### Work required
Your answer should be the records, copied exactly, with the pictures removed.

◇ ◇ ◇ ◇

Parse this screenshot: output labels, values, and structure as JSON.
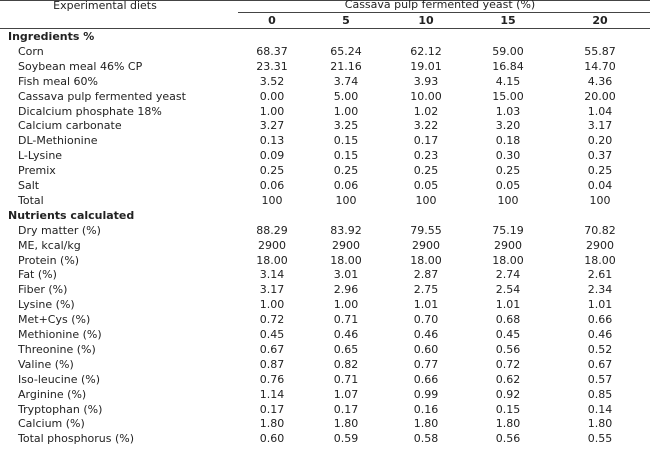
{
  "table": {
    "header": {
      "stub": "Experimental diets",
      "group": "Cassava pulp fermented yeast (%)",
      "columns": [
        "0",
        "5",
        "10",
        "15",
        "20"
      ]
    },
    "sections": [
      {
        "title": "Ingredients %",
        "rows": [
          {
            "label": "Corn",
            "values": [
              "68.37",
              "65.24",
              "62.12",
              "59.00",
              "55.87"
            ]
          },
          {
            "label": "Soybean meal 46% CP",
            "values": [
              "23.31",
              "21.16",
              "19.01",
              "16.84",
              "14.70"
            ]
          },
          {
            "label": "Fish meal 60%",
            "values": [
              "3.52",
              "3.74",
              "3.93",
              "4.15",
              "4.36"
            ]
          },
          {
            "label": "Cassava pulp fermented yeast",
            "values": [
              "0.00",
              "5.00",
              "10.00",
              "15.00",
              "20.00"
            ]
          },
          {
            "label": "Dicalcium phosphate 18%",
            "values": [
              "1.00",
              "1.00",
              "1.02",
              "1.03",
              "1.04"
            ]
          },
          {
            "label": "Calcium carbonate",
            "values": [
              "3.27",
              "3.25",
              "3.22",
              "3.20",
              "3.17"
            ]
          },
          {
            "label": "DL-Methionine",
            "values": [
              "0.13",
              "0.15",
              "0.17",
              "0.18",
              "0.20"
            ]
          },
          {
            "label": "L-Lysine",
            "values": [
              "0.09",
              "0.15",
              "0.23",
              "0.30",
              "0.37"
            ]
          },
          {
            "label": "Premix",
            "values": [
              "0.25",
              "0.25",
              "0.25",
              "0.25",
              "0.25"
            ]
          },
          {
            "label": "Salt",
            "values": [
              "0.06",
              "0.06",
              "0.05",
              "0.05",
              "0.04"
            ]
          },
          {
            "label": "Total",
            "values": [
              "100",
              "100",
              "100",
              "100",
              "100"
            ]
          }
        ]
      },
      {
        "title": "Nutrients calculated",
        "rows": [
          {
            "label": "Dry matter (%)",
            "values": [
              "88.29",
              "83.92",
              "79.55",
              "75.19",
              "70.82"
            ]
          },
          {
            "label": "ME, kcal/kg",
            "values": [
              "2900",
              "2900",
              "2900",
              "2900",
              "2900"
            ]
          },
          {
            "label": "Protein (%)",
            "values": [
              "18.00",
              "18.00",
              "18.00",
              "18.00",
              "18.00"
            ]
          },
          {
            "label": "Fat (%)",
            "values": [
              "3.14",
              "3.01",
              "2.87",
              "2.74",
              "2.61"
            ]
          },
          {
            "label": "Fiber (%)",
            "values": [
              "3.17",
              "2.96",
              "2.75",
              "2.54",
              "2.34"
            ]
          },
          {
            "label": "Lysine (%)",
            "values": [
              "1.00",
              "1.00",
              "1.01",
              "1.01",
              "1.01"
            ]
          },
          {
            "label": "Met+Cys (%)",
            "values": [
              "0.72",
              "0.71",
              "0.70",
              "0.68",
              "0.66"
            ]
          },
          {
            "label": "Methionine (%)",
            "values": [
              "0.45",
              "0.46",
              "0.46",
              "0.45",
              "0.46"
            ]
          },
          {
            "label": "Threonine (%)",
            "values": [
              "0.67",
              "0.65",
              "0.60",
              "0.56",
              "0.52"
            ]
          },
          {
            "label": "Valine (%)",
            "values": [
              "0.87",
              "0.82",
              "0.77",
              "0.72",
              "0.67"
            ]
          },
          {
            "label": "Iso-leucine (%)",
            "values": [
              "0.76",
              "0.71",
              "0.66",
              "0.62",
              "0.57"
            ]
          },
          {
            "label": "Arginine (%)",
            "values": [
              "1.14",
              "1.07",
              "0.99",
              "0.92",
              "0.85"
            ]
          },
          {
            "label": "Tryptophan (%)",
            "values": [
              "0.17",
              "0.17",
              "0.16",
              "0.15",
              "0.14"
            ]
          },
          {
            "label": "Calcium (%)",
            "values": [
              "1.80",
              "1.80",
              "1.80",
              "1.80",
              "1.80"
            ]
          },
          {
            "label": "Total phosphorus (%)",
            "values": [
              "0.60",
              "0.59",
              "0.58",
              "0.56",
              "0.55"
            ]
          }
        ]
      }
    ]
  }
}
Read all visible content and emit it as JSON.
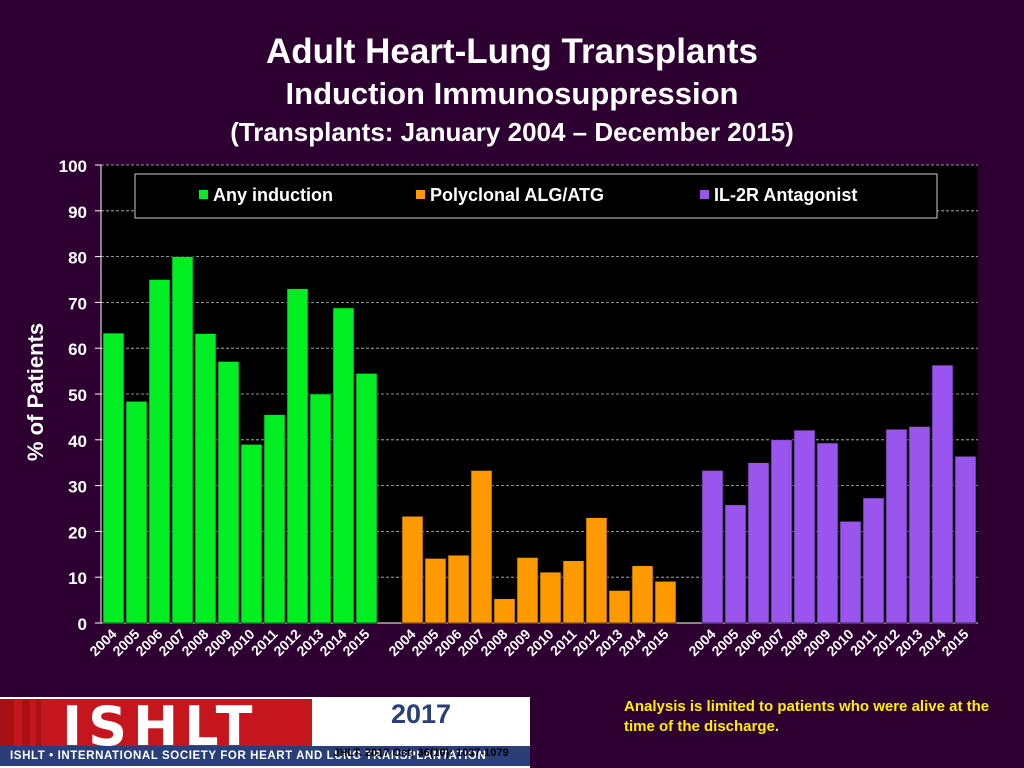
{
  "header": {
    "title": "Adult Heart-Lung Transplants",
    "subtitle": "Induction Immunosuppression",
    "range": "(Transplants: January 2004 – December 2015)"
  },
  "chart_data": {
    "type": "bar",
    "ylabel": "% of Patients",
    "ylim": [
      0,
      100
    ],
    "yticks": [
      0,
      10,
      20,
      30,
      40,
      50,
      60,
      70,
      80,
      90,
      100
    ],
    "grid": "dashed horizontal",
    "legend_position": "top",
    "categories": [
      "2004",
      "2005",
      "2006",
      "2007",
      "2008",
      "2009",
      "2010",
      "2011",
      "2012",
      "2013",
      "2014",
      "2015"
    ],
    "series": [
      {
        "name": "Any induction",
        "color": "#00ee22",
        "values": [
          63.3,
          48.4,
          75.0,
          80.0,
          63.2,
          57.1,
          39.0,
          45.5,
          73.0,
          50.0,
          68.8,
          54.5
        ]
      },
      {
        "name": "Polyclonal ALG/ATG",
        "color": "#ff9900",
        "values": [
          23.3,
          14.1,
          14.8,
          33.3,
          5.3,
          14.3,
          11.1,
          13.6,
          23.0,
          7.1,
          12.5,
          9.1
        ]
      },
      {
        "name": "IL-2R Antagonist",
        "color": "#9955ee",
        "values": [
          33.3,
          25.8,
          35.0,
          40.0,
          42.1,
          39.3,
          22.2,
          27.3,
          42.3,
          42.9,
          56.3,
          36.4
        ]
      }
    ]
  },
  "footer": {
    "logo_text": "ISHLT",
    "logo_strip": "ISHLT • INTERNATIONAL SOCIETY FOR HEART AND LUNG TRANSPLANTATION",
    "year": "2017",
    "citation": "JHLT. 2017 Oct; 36(10): 1037-1079",
    "note": "Analysis is limited to patients who were alive at the time of the discharge."
  }
}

◇ ◇ ◇ ◇

### Answer
Parse this screenshot: output labels, values, and structure as JSON.
{
  "table": {
    "header": {
      "stub": "Experimental diets",
      "group": "Cassava pulp fermented yeast (%)",
      "columns": [
        "0",
        "5",
        "10",
        "15",
        "20"
      ]
    },
    "sections": [
      {
        "title": "Ingredients %",
        "rows": [
          {
            "label": "Corn",
            "values": [
              "68.37",
              "65.24",
              "62.12",
              "59.00",
              "55.87"
            ]
          },
          {
            "label": "Soybean meal 46% CP",
            "values": [
              "23.31",
              "21.16",
              "19.01",
              "16.84",
              "14.70"
            ]
          },
          {
            "label": "Fish meal 60%",
            "values": [
              "3.52",
              "3.74",
              "3.93",
              "4.15",
              "4.36"
            ]
          },
          {
            "label": "Cassava pulp fermented yeast",
            "values": [
              "0.00",
              "5.00",
              "10.00",
              "15.00",
              "20.00"
            ]
          },
          {
            "label": "Dicalcium phosphate 18%",
            "values": [
              "1.00",
              "1.00",
              "1.02",
              "1.03",
              "1.04"
            ]
          },
          {
            "label": "Calcium carbonate",
            "values": [
              "3.27",
              "3.25",
              "3.22",
              "3.20",
              "3.17"
            ]
          },
          {
            "label": "DL-Methionine",
            "values": [
              "0.13",
              "0.15",
              "0.17",
              "0.18",
              "0.20"
            ]
          },
          {
            "label": "L-Lysine",
            "values": [
              "0.09",
              "0.15",
              "0.23",
              "0.30",
              "0.37"
            ]
          },
          {
            "label": "Premix",
            "values": [
              "0.25",
              "0.25",
              "0.25",
              "0.25",
              "0.25"
            ]
          },
          {
            "label": "Salt",
            "values": [
              "0.06",
              "0.06",
              "0.05",
              "0.05",
              "0.04"
            ]
          },
          {
            "label": "Total",
            "values": [
              "100",
              "100",
              "100",
              "100",
              "100"
            ]
          }
        ]
      },
      {
        "title": "Nutrients calculated",
        "rows": [
          {
            "label": "Dry matter (%)",
            "values": [
              "88.29",
              "83.92",
              "79.55",
              "75.19",
              "70.82"
            ]
          },
          {
            "label": "ME, kcal/kg",
            "values": [
              "2900",
              "2900",
              "2900",
              "2900",
              "2900"
            ]
          },
          {
            "label": "Protein (%)",
            "values": [
              "18.00",
              "18.00",
              "18.00",
              "18.00",
              "18.00"
            ]
          },
          {
            "label": "Fat (%)",
            "values": [
              "3.14",
              "3.01",
              "2.87",
              "2.74",
              "2.61"
            ]
          },
          {
            "label": "Fiber (%)",
            "values": [
              "3.17",
              "2.96",
              "2.75",
              "2.54",
              "2.34"
            ]
          },
          {
            "label": "Lysine (%)",
            "values": [
              "1.00",
              "1.00",
              "1.01",
              "1.01",
              "1.01"
            ]
          },
          {
            "label": "Met+Cys (%)",
            "values": [
              "0.72",
              "0.71",
              "0.70",
              "0.68",
              "0.66"
            ]
          },
          {
            "label": "Methionine (%)",
            "values": [
              "0.45",
              "0.46",
              "0.46",
              "0.45",
              "0.46"
            ]
          },
          {
            "label": "Threonine (%)",
            "values": [
              "0.67",
              "0.65",
              "0.60",
              "0.56",
              "0.52"
            ]
          },
          {
            "label": "Valine (%)",
            "values": [
              "0.87",
              "0.82",
              "0.77",
              "0.72",
              "0.67"
            ]
          },
          {
            "label": "Iso-leucine (%)",
            "values": [
              "0.76",
              "0.71",
              "0.66",
              "0.62",
              "0.57"
            ]
          },
          {
            "label": "Arginine (%)",
            "values": [
              "1.14",
              "1.07",
              "0.99",
              "0.92",
              "0.85"
            ]
          },
          {
            "label": "Tryptophan (%)",
            "values": [
              "0.17",
              "0.17",
              "0.16",
              "0.15",
              "0.14"
            ]
          },
          {
            "label": "Calcium (%)",
            "values": [
              "1.80",
              "1.80",
              "1.80",
              "1.80",
              "1.80"
            ]
          },
          {
            "label": "Total phosphorus (%)",
            "values": [
              "0.60",
              "0.59",
              "0.58",
              "0.56",
              "0.55"
            ]
          }
        ]
      }
    ]
  }
}
Read all visible content and emit it as JSON.
{
  "header": {
    "title": "Adult Heart-Lung Transplants",
    "subtitle": "Induction Immunosuppression",
    "range": "(Transplants: January 2004 – December 2015)"
  },
  "chart_data": {
    "type": "bar",
    "ylabel": "% of Patients",
    "ylim": [
      0,
      100
    ],
    "yticks": [
      0,
      10,
      20,
      30,
      40,
      50,
      60,
      70,
      80,
      90,
      100
    ],
    "grid": "dashed horizontal",
    "legend_position": "top",
    "categories": [
      "2004",
      "2005",
      "2006",
      "2007",
      "2008",
      "2009",
      "2010",
      "2011",
      "2012",
      "2013",
      "2014",
      "2015"
    ],
    "series": [
      {
        "name": "Any induction",
        "color": "#00ee22",
        "values": [
          63.3,
          48.4,
          75.0,
          80.0,
          63.2,
          57.1,
          39.0,
          45.5,
          73.0,
          50.0,
          68.8,
          54.5
        ]
      },
      {
        "name": "Polyclonal ALG/ATG",
        "color": "#ff9900",
        "values": [
          23.3,
          14.1,
          14.8,
          33.3,
          5.3,
          14.3,
          11.1,
          13.6,
          23.0,
          7.1,
          12.5,
          9.1
        ]
      },
      {
        "name": "IL-2R Antagonist",
        "color": "#9955ee",
        "values": [
          33.3,
          25.8,
          35.0,
          40.0,
          42.1,
          39.3,
          22.2,
          27.3,
          42.3,
          42.9,
          56.3,
          36.4
        ]
      }
    ]
  },
  "footer": {
    "logo_text": "ISHLT",
    "logo_strip": "ISHLT • INTERNATIONAL SOCIETY FOR HEART AND LUNG TRANSPLANTATION",
    "year": "2017",
    "citation": "JHLT. 2017 Oct; 36(10): 1037-1079",
    "note": "Analysis is limited to patients who were alive at the time of the discharge."
  }
}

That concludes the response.